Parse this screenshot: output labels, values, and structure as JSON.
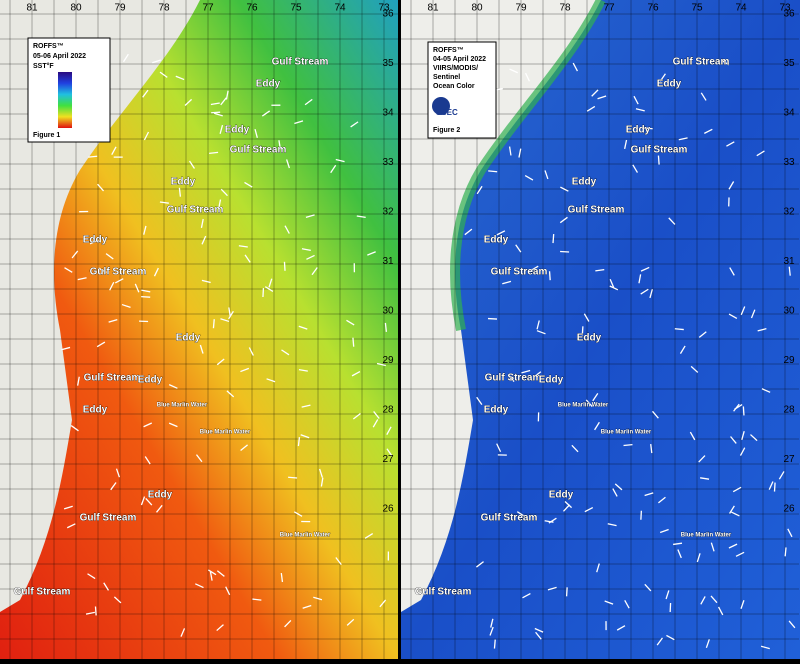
{
  "panels": [
    {
      "legend": {
        "brand": "ROFFS™",
        "dates": "05-06 April 2022",
        "product": "SST°F",
        "figure": "Figure 1"
      },
      "longitudes": [
        "81",
        "80",
        "79",
        "78",
        "77",
        "76",
        "75",
        "74",
        "73"
      ],
      "latitudes": [
        "36",
        "35",
        "34",
        "33",
        "32",
        "31",
        "30",
        "29",
        "28",
        "27",
        "26"
      ],
      "labels": [
        "Gulf Stream",
        "Eddy",
        "Eddy",
        "Gulf Stream",
        "Eddy",
        "Gulf Stream",
        "Eddy",
        "Gulf Stream",
        "Eddy",
        "Gulf Stream",
        "Eddy",
        "Eddy",
        "Gulf Stream",
        "Eddy",
        "Gulf Stream",
        "Blue Marlin Water",
        "Blue Marlin Water",
        "Blue Marlin Water"
      ]
    },
    {
      "legend": {
        "brand": "ROFFS™",
        "dates": "04-05 April 2022",
        "product": "VIIRS/MODIS/",
        "source": "Sentinel",
        "kind": "Ocean Color",
        "logo": "SSEC",
        "figure": "Figure 2"
      },
      "longitudes": [
        "81",
        "80",
        "79",
        "78",
        "77",
        "76",
        "75",
        "74",
        "73"
      ],
      "latitudes": [
        "36",
        "35",
        "34",
        "33",
        "32",
        "31",
        "30",
        "29",
        "28",
        "27",
        "26"
      ],
      "labels": [
        "Gulf Stream",
        "Eddy",
        "Eddy",
        "Gulf Stream",
        "Eddy",
        "Gulf Stream",
        "Eddy",
        "Gulf Stream",
        "Eddy",
        "Gulf Stream",
        "Eddy",
        "Eddy",
        "Gulf Stream",
        "Eddy",
        "Gulf Stream",
        "Blue Marlin Water",
        "Blue Marlin Water",
        "Blue Marlin Water"
      ]
    }
  ]
}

☆ ☆ ☆ ☆ ☆

Each line above that includes "April" should be shown.

        "dates": "05-06 April 2022",
        "dates": "04-05 April 2022",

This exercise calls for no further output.